Arrays in C++

Integers and characters are simple variables or scalar variables.

Arrays are collections, described as vector variables.

Array initialisation need not assign all elements. All non-assigned elements are padded with zeros.

int A[5] = {2,4};   //this would give {2,4,0,0,0}

Array size is allocated explicitly (A[5]) or by passing values (A[] = {2,3,4,5,6,7,8}).

Arrays can be accessed using A[i] or i[A] or with a pointer *(A+2). The first two calls access the i-th element, the third call access the third element.

The address of a given element is achieved with &A[2]. The difference in the address given by, for example, &A[2] and &A[3] indicates the size of each element (compiler dependent).

Static and dynamic arrays

Static arrays are fixed in size, dynamic arrays are allocated memory on run-time. Both arrays would reside in the stack.

To declare an array on the heap, one would use pointers:

int *p;
p = new int[5];
...
delete []p;

Above, the array is in the heap whereas the pointer is in the stack. To simulate a truly dynamic array one would need to declare and copy an array to another array of greater capacity.

int *p = new int[5];
int *q = new int[10];

for(int i = 0; i < 5; i++){
    q[i] = p[i];
}
delete []p;
p = q;
q = NULL;

Arrays are contiguous structures and therefore the last element will likely neighbour some other unrelated variable in the heap, temporarily limiting the present array length.

Multi-dimensional arrays

Declare as int A[m][n], where m is the number of rows and n is the number of columns, very much like conventional matrices.

In memory, multidimensional arrays are stored linearly:

A = { row1, row2, row3, ..., rowN };

We can declare 2D arrays with pointers, this time the pointer is of type array[no_of_arrays]. For example, int *A[3] is a pointer to the first of three arrays A. The address of the first array is given by &A[1], where the index starts at one. The pointer *A[1] resides in the stack.

When one initialises the elements in each array, one uses zero-based indices:

A[0] = new int[4];
A[1] = new int[4];
A[2] = new int[4];

A[1][2] = 5; //etc...

One can also set a pointer to a +pointer to an +array, where +pointer resides in the heap.

int **A;            //in the stack
A = new int*[3];    //the pointer to the first array of three resides in the heap

//these arrays are also on the heap
A[0] = new int[4];
A[1] = new int[4];
A[2] = new int[4];

One accesses each element in the array of arrays using nested for loops by accessing the +pointer first and then processing each element in the pointed array.

- [Requirement A]: Quote the C++ arrays text word for word, starting at the words "Arrays in C++" and ending after the words "padded with zeros.".

- [Materials provided]:
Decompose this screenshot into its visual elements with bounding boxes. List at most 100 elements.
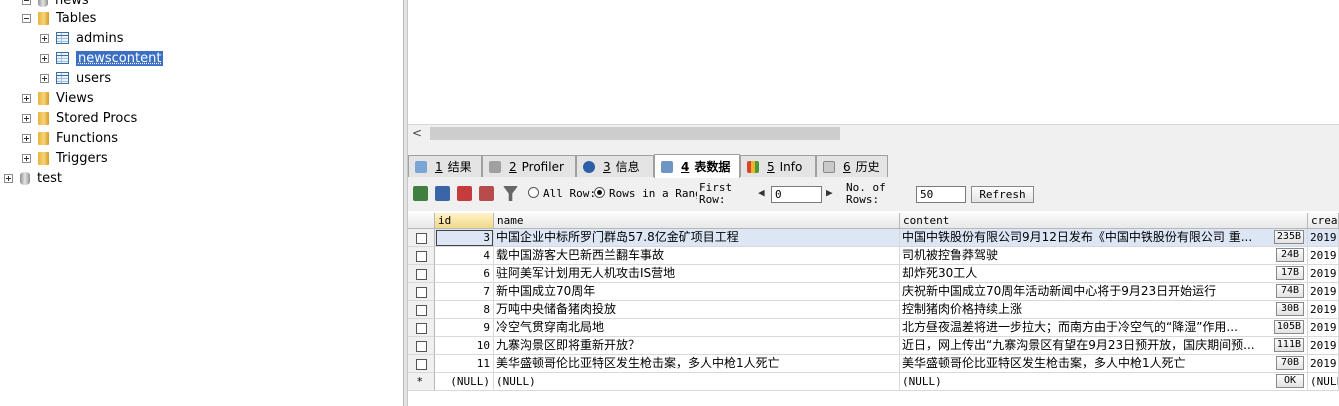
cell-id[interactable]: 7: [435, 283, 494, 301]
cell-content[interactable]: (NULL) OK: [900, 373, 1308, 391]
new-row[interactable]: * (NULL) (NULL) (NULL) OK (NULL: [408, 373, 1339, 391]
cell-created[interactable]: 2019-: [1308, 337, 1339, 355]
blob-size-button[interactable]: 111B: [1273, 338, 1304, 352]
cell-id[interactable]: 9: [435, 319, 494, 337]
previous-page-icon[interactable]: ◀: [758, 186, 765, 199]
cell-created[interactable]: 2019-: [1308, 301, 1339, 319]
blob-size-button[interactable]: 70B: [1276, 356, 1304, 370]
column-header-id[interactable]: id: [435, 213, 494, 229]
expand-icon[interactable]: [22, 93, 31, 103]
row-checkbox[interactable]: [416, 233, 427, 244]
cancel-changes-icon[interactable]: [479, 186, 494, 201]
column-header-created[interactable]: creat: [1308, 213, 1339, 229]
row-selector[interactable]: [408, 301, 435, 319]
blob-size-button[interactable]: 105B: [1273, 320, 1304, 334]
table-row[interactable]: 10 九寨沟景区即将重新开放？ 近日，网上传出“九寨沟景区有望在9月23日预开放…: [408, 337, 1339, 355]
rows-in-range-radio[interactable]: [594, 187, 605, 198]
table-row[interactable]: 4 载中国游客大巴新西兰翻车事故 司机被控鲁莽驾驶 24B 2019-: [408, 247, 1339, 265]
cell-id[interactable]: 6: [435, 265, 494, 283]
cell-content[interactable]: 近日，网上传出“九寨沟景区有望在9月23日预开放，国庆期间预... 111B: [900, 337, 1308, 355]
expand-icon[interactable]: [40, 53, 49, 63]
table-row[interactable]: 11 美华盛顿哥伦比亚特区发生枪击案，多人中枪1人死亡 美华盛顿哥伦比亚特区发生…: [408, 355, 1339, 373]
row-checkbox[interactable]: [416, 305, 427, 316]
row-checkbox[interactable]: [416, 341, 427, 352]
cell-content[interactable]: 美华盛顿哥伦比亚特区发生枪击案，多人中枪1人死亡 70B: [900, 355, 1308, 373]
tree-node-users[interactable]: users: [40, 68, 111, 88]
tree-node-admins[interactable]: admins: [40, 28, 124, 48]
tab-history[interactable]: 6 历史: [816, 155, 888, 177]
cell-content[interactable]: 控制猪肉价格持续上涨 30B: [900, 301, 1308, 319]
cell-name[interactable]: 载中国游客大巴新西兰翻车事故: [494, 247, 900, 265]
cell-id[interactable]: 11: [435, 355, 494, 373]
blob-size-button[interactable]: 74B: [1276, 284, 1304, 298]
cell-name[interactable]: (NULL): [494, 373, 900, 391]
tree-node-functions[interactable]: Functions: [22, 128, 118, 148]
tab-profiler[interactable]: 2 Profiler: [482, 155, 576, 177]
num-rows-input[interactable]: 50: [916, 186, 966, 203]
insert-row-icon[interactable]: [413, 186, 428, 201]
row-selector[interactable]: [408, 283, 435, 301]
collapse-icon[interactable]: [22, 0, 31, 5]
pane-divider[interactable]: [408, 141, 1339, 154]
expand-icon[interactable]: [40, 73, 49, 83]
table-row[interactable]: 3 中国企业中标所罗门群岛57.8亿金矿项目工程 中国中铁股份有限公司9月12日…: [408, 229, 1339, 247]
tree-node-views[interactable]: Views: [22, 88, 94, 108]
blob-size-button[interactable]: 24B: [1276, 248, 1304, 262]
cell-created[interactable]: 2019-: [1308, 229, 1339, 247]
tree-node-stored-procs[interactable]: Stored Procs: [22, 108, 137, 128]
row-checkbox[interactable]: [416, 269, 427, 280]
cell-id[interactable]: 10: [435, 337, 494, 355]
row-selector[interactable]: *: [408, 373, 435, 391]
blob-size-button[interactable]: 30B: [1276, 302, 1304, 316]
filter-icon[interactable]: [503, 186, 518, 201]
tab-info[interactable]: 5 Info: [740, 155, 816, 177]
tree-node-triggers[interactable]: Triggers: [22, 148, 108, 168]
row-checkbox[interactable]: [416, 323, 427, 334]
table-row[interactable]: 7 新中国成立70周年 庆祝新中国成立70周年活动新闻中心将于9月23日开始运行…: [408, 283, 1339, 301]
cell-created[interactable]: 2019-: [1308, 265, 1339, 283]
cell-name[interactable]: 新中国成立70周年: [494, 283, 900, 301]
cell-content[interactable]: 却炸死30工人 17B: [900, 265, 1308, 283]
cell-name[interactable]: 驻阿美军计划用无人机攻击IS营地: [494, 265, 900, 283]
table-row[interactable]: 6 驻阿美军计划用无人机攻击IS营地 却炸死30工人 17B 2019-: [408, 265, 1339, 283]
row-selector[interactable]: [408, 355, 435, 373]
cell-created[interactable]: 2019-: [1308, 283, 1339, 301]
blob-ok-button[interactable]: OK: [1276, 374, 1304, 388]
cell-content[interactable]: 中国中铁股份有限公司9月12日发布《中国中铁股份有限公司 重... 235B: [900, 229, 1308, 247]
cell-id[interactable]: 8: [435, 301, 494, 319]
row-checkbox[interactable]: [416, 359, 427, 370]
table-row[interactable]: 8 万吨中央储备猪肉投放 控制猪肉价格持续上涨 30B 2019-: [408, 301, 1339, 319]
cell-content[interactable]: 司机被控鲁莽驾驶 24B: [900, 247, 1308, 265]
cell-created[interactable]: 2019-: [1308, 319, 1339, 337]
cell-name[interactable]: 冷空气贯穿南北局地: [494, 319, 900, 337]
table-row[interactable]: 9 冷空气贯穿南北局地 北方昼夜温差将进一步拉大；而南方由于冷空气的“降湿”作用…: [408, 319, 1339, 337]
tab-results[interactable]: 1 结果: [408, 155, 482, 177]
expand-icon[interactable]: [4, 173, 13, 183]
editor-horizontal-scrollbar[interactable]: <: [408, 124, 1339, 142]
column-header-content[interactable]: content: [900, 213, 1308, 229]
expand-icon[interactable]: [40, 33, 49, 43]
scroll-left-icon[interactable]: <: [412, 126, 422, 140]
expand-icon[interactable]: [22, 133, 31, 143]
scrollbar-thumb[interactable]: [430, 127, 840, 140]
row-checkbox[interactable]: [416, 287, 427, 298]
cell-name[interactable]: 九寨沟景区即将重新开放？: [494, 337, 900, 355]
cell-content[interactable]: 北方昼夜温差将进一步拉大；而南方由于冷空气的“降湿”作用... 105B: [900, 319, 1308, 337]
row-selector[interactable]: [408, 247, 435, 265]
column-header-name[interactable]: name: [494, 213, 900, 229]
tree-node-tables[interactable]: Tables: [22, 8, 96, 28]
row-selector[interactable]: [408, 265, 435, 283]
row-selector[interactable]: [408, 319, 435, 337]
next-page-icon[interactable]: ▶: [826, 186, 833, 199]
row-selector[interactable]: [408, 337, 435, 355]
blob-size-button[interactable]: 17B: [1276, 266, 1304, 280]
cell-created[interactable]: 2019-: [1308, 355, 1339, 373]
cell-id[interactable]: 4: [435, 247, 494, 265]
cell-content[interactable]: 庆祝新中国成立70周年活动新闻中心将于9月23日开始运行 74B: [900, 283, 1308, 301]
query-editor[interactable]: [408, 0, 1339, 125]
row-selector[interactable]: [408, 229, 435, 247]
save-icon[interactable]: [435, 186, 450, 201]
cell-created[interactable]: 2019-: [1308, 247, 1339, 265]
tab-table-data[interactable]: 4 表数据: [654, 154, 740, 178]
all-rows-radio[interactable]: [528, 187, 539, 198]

==

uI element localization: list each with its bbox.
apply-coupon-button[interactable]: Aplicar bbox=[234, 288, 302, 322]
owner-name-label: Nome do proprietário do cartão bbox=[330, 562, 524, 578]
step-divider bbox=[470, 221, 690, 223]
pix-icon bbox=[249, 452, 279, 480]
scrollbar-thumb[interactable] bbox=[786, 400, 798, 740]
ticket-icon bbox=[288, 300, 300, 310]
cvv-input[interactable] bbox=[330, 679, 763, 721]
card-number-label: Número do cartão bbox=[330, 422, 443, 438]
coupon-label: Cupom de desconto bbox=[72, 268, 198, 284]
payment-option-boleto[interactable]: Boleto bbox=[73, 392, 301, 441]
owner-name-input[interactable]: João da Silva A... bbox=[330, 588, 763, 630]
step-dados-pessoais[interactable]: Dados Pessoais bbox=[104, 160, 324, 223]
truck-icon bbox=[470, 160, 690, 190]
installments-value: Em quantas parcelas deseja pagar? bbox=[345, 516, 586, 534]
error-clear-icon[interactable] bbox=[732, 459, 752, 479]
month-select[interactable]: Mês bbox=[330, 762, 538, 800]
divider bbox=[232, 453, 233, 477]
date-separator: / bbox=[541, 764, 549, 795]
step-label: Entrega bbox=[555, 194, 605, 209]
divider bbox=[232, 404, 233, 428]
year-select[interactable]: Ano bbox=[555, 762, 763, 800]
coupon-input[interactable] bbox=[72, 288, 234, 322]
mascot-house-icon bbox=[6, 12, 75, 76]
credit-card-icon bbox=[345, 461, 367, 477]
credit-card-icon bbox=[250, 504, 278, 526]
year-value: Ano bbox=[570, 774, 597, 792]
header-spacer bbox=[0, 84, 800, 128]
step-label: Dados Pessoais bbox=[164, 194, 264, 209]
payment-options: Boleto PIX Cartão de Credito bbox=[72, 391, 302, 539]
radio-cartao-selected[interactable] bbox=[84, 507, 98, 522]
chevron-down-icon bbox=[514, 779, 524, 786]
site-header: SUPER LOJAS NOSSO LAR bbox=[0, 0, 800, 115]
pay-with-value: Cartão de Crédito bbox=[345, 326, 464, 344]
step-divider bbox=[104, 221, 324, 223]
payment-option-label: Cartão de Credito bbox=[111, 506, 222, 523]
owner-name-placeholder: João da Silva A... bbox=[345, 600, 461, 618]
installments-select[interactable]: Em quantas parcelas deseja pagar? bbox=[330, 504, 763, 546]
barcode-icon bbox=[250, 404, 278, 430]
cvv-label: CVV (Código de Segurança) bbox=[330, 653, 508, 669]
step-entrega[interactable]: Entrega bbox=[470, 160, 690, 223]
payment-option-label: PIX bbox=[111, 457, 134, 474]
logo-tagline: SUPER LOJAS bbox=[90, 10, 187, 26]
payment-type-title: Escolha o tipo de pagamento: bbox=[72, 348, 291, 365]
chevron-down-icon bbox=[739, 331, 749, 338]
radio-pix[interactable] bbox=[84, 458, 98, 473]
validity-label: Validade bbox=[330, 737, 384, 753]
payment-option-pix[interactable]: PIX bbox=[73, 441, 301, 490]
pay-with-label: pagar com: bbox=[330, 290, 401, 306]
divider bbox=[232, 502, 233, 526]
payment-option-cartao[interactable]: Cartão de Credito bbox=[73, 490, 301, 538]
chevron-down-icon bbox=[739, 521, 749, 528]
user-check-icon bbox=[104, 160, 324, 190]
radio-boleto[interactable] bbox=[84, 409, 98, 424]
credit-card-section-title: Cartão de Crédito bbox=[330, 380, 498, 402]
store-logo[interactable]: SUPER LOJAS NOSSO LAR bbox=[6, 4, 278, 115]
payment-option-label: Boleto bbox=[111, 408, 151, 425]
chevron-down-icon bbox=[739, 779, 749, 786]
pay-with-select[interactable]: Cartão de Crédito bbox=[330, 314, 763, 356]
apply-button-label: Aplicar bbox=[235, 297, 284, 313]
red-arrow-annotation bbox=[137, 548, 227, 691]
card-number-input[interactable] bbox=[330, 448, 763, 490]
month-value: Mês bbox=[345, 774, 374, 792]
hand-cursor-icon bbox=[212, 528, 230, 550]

- [Requirement B]: Reproduce the entries from the line containing "uI element localization: list" through the line containing "site-header: SUPER LOJAS", and output only those lines. Replace "credit-card-icon" with "payment-card-icon" and leave everything else unchanged.

- [Written answer A]:
Arrays in C++

Integers and characters are simple variables or scalar variables.

Arrays are collections, described as vector variables.

Array initialisation need not assign all elements. All non-assigned elements are padded with zeros.

- [Written answer B]:
uI element localization: list each with its bbox.
apply-coupon-button[interactable]: Aplicar bbox=[234, 288, 302, 322]
owner-name-label: Nome do proprietário do cartão bbox=[330, 562, 524, 578]
step-divider bbox=[470, 221, 690, 223]
pix-icon bbox=[249, 452, 279, 480]
scrollbar-thumb[interactable] bbox=[786, 400, 798, 740]
ticket-icon bbox=[288, 300, 300, 310]
cvv-input[interactable] bbox=[330, 679, 763, 721]
card-number-label: Número do cartão bbox=[330, 422, 443, 438]
coupon-label: Cupom de desconto bbox=[72, 268, 198, 284]
payment-option-boleto[interactable]: Boleto bbox=[73, 392, 301, 441]
owner-name-input[interactable]: João da Silva A... bbox=[330, 588, 763, 630]
step-dados-pessoais[interactable]: Dados Pessoais bbox=[104, 160, 324, 223]
truck-icon bbox=[470, 160, 690, 190]
installments-value: Em quantas parcelas deseja pagar? bbox=[345, 516, 586, 534]
error-clear-icon[interactable] bbox=[732, 459, 752, 479]
month-select[interactable]: Mês bbox=[330, 762, 538, 800]
divider bbox=[232, 453, 233, 477]
date-separator: / bbox=[541, 764, 549, 795]
step-label: Entrega bbox=[555, 194, 605, 209]
divider bbox=[232, 404, 233, 428]
year-select[interactable]: Ano bbox=[555, 762, 763, 800]
coupon-input[interactable] bbox=[72, 288, 234, 322]
mascot-house-icon bbox=[6, 12, 75, 76]
payment-card-icon bbox=[345, 461, 367, 477]
payment-card-icon bbox=[250, 504, 278, 526]
year-value: Ano bbox=[570, 774, 597, 792]
header-spacer bbox=[0, 84, 800, 128]
step-label: Dados Pessoais bbox=[164, 194, 264, 209]
payment-options: Boleto PIX Cartão de Credito bbox=[72, 391, 302, 539]
radio-cartao-selected[interactable] bbox=[84, 507, 98, 522]
chevron-down-icon bbox=[514, 779, 524, 786]
site-header: SUPER LOJAS NOSSO LAR bbox=[0, 0, 800, 115]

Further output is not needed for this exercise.